Directions:
All of the records below must be output exactly, with no pictures carried over.

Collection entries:
+===+

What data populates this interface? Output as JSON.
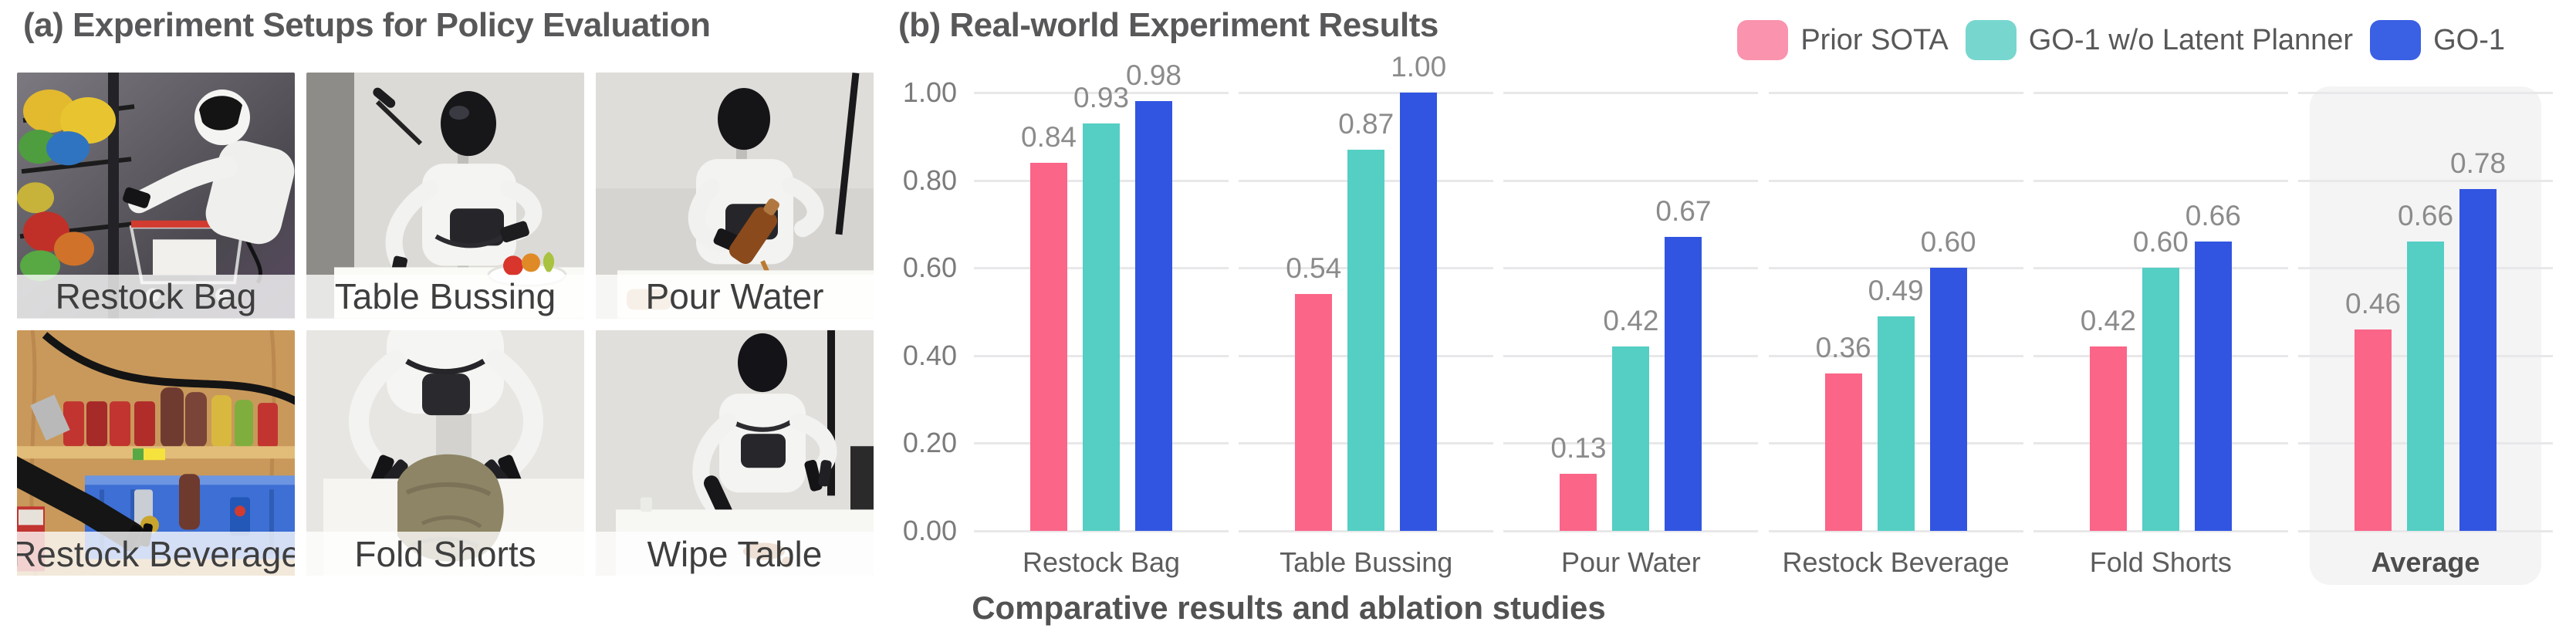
{
  "panel_a": {
    "title": "(a) Experiment Setups for Policy Evaluation",
    "photos": [
      {
        "label": "Restock Bag"
      },
      {
        "label": "Table Bussing"
      },
      {
        "label": "Pour Water"
      },
      {
        "label": "Restock Beverage"
      },
      {
        "label": "Fold Shorts"
      },
      {
        "label": "Wipe Table"
      }
    ]
  },
  "panel_b": {
    "title": "(b) Real-world Experiment Results",
    "caption": "Comparative results and ablation studies"
  },
  "chart_data": {
    "type": "bar",
    "title": "(b) Real-world Experiment Results",
    "categories": [
      "Restock Bag",
      "Table Bussing",
      "Pour Water",
      "Restock Beverage",
      "Fold Shorts",
      "Average"
    ],
    "highlighted_category": "Average",
    "series": [
      {
        "name": "Prior SOTA",
        "color": "#fb6588",
        "legend_color": "#fa93ae",
        "values": [
          0.84,
          0.54,
          0.13,
          0.36,
          0.42,
          0.46
        ]
      },
      {
        "name": "GO-1 w/o Latent Planner",
        "color": "#55cec4",
        "legend_color": "#77d7ce",
        "values": [
          0.93,
          0.87,
          0.42,
          0.49,
          0.6,
          0.66
        ]
      },
      {
        "name": "GO-1",
        "color": "#3155e1",
        "legend_color": "#3a60e4",
        "values": [
          0.98,
          1.0,
          0.67,
          0.6,
          0.66,
          0.78
        ]
      }
    ],
    "ylim": [
      0,
      1
    ],
    "yticks": [
      "0.00",
      "0.20",
      "0.40",
      "0.60",
      "0.80",
      "1.00"
    ],
    "grid": true,
    "legend_position": "top-right",
    "value_labels": [
      [
        "0.84",
        "0.54",
        "0.13",
        "0.36",
        "0.42",
        "0.46"
      ],
      [
        "0.93",
        "0.87",
        "0.42",
        "0.49",
        "0.60",
        "0.66"
      ],
      [
        "0.98",
        "1.00",
        "0.67",
        "0.60",
        "0.66",
        "0.78"
      ]
    ],
    "grid_color": "#e8e8ea",
    "highlight_color": "#f4f4f5"
  }
}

+===+

Answer below:
What data populates this interface? Output as JSON.
{
  "panel_a": {
    "title": "(a) Experiment Setups for Policy Evaluation",
    "photos": [
      {
        "label": "Restock Bag"
      },
      {
        "label": "Table Bussing"
      },
      {
        "label": "Pour Water"
      },
      {
        "label": "Restock Beverage"
      },
      {
        "label": "Fold Shorts"
      },
      {
        "label": "Wipe Table"
      }
    ]
  },
  "panel_b": {
    "title": "(b) Real-world Experiment Results",
    "caption": "Comparative results and ablation studies"
  },
  "chart_data": {
    "type": "bar",
    "title": "(b) Real-world Experiment Results",
    "categories": [
      "Restock Bag",
      "Table Bussing",
      "Pour Water",
      "Restock Beverage",
      "Fold Shorts",
      "Average"
    ],
    "highlighted_category": "Average",
    "series": [
      {
        "name": "Prior SOTA",
        "color": "#fb6588",
        "legend_color": "#fa93ae",
        "values": [
          0.84,
          0.54,
          0.13,
          0.36,
          0.42,
          0.46
        ]
      },
      {
        "name": "GO-1 w/o Latent Planner",
        "color": "#55cec4",
        "legend_color": "#77d7ce",
        "values": [
          0.93,
          0.87,
          0.42,
          0.49,
          0.6,
          0.66
        ]
      },
      {
        "name": "GO-1",
        "color": "#3155e1",
        "legend_color": "#3a60e4",
        "values": [
          0.98,
          1.0,
          0.67,
          0.6,
          0.66,
          0.78
        ]
      }
    ],
    "ylim": [
      0,
      1
    ],
    "yticks": [
      "0.00",
      "0.20",
      "0.40",
      "0.60",
      "0.80",
      "1.00"
    ],
    "grid": true,
    "legend_position": "top-right",
    "value_labels": [
      [
        "0.84",
        "0.54",
        "0.13",
        "0.36",
        "0.42",
        "0.46"
      ],
      [
        "0.93",
        "0.87",
        "0.42",
        "0.49",
        "0.60",
        "0.66"
      ],
      [
        "0.98",
        "1.00",
        "0.67",
        "0.60",
        "0.66",
        "0.78"
      ]
    ],
    "grid_color": "#e8e8ea",
    "highlight_color": "#f4f4f5"
  }
}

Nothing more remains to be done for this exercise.